> AIM:
"viên" appears in how many lines of the entries? State only the number.

# START OF INFORMATION PROVIDED

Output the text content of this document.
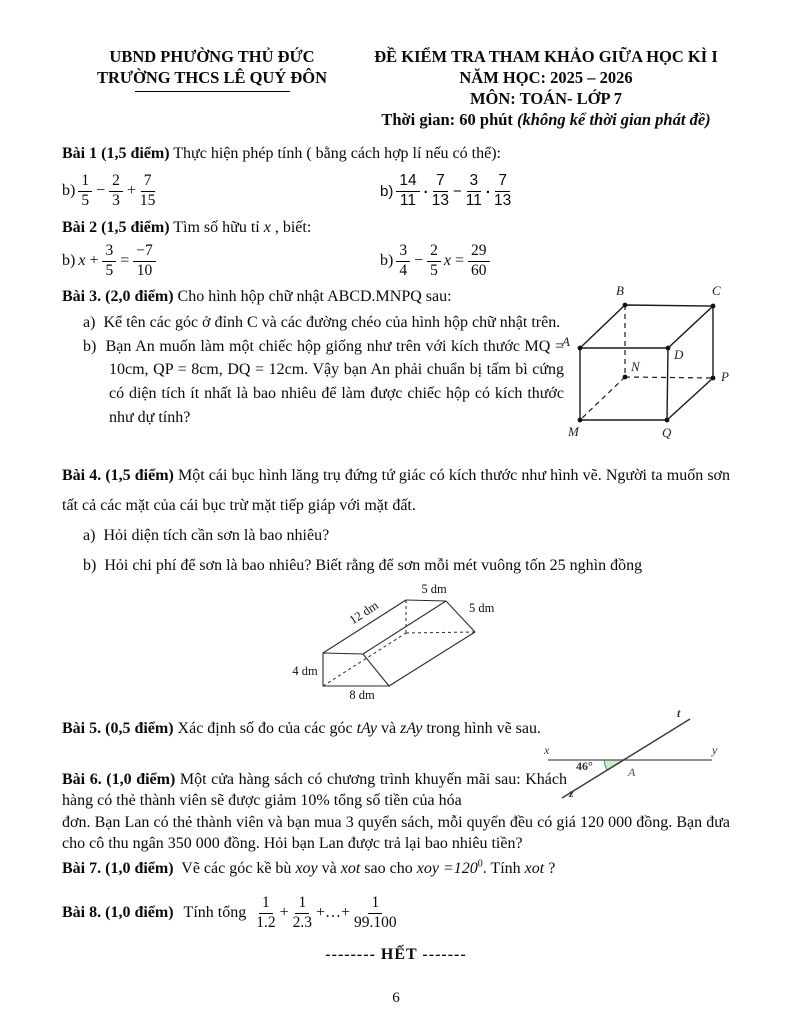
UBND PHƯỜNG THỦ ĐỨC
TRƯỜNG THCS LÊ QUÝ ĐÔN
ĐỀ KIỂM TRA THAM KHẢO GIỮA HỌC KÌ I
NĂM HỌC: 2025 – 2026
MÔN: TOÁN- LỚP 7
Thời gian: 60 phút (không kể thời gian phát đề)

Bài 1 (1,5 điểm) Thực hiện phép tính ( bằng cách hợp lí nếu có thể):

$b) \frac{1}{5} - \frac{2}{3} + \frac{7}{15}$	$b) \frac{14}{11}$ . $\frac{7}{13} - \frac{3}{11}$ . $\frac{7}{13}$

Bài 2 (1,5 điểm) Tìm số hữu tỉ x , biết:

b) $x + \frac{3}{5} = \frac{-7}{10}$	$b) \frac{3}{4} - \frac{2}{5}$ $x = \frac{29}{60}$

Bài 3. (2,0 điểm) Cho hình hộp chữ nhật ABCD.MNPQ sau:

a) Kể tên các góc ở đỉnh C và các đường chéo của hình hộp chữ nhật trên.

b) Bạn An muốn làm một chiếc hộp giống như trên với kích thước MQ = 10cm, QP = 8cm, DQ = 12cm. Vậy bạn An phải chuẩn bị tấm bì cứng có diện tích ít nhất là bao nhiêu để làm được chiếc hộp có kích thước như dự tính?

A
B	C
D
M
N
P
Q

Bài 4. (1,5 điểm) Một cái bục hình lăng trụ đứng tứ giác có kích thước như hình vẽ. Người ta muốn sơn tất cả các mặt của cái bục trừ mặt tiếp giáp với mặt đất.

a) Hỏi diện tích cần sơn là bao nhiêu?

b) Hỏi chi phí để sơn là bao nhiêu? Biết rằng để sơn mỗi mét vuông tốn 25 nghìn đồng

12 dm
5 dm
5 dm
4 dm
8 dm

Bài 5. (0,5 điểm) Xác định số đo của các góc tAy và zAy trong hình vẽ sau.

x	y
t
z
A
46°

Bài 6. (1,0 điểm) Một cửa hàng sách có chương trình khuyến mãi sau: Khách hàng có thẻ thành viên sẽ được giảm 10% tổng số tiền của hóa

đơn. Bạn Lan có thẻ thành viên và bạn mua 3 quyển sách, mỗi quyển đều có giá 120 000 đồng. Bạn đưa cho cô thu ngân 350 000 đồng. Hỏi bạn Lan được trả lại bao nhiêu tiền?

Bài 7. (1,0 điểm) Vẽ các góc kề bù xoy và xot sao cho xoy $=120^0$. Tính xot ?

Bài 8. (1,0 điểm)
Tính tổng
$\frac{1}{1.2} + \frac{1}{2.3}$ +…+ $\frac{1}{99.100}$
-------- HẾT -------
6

# END OF INFORMATION PROVIDED

> FINISHED ANSWER:
2